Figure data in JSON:

- - -

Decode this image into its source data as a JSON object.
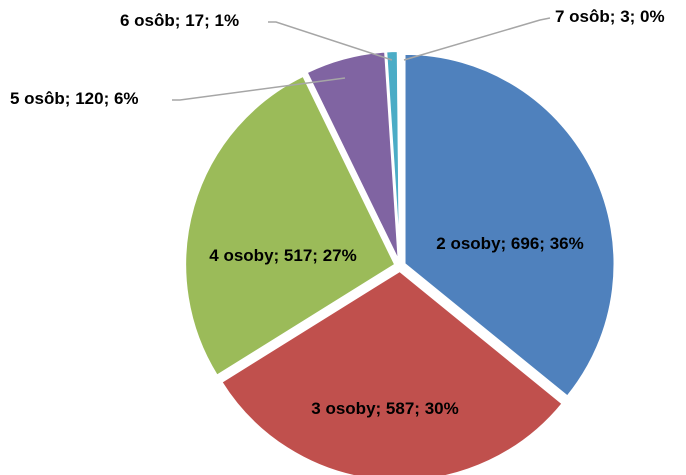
{
  "chart_data": {
    "type": "pie",
    "categories": [
      "2 osoby",
      "3 osoby",
      "4 osoby",
      "5 osôb",
      "6 osôb",
      "7 osôb"
    ],
    "values": [
      696,
      587,
      517,
      120,
      17,
      3
    ],
    "percent_labels": [
      "36%",
      "30%",
      "27%",
      "6%",
      "1%",
      "0%"
    ],
    "separator": "; ",
    "colors": [
      "#4f81bd",
      "#c0504d",
      "#9bbb59",
      "#8064a2",
      "#4bacc6",
      "#f79646"
    ]
  }
}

- - -

→ Given task
Copy out the entries verbatim and leave the images out.

→ Solved problem
Decode this image into its source data as a JSON object.
{
  "chart_data": {
    "type": "pie",
    "categories": [
      "2 osoby",
      "3 osoby",
      "4 osoby",
      "5 osôb",
      "6 osôb",
      "7 osôb"
    ],
    "values": [
      696,
      587,
      517,
      120,
      17,
      3
    ],
    "percent_labels": [
      "36%",
      "30%",
      "27%",
      "6%",
      "1%",
      "0%"
    ],
    "separator": "; ",
    "colors": [
      "#4f81bd",
      "#c0504d",
      "#9bbb59",
      "#8064a2",
      "#4bacc6",
      "#f79646"
    ]
  }
}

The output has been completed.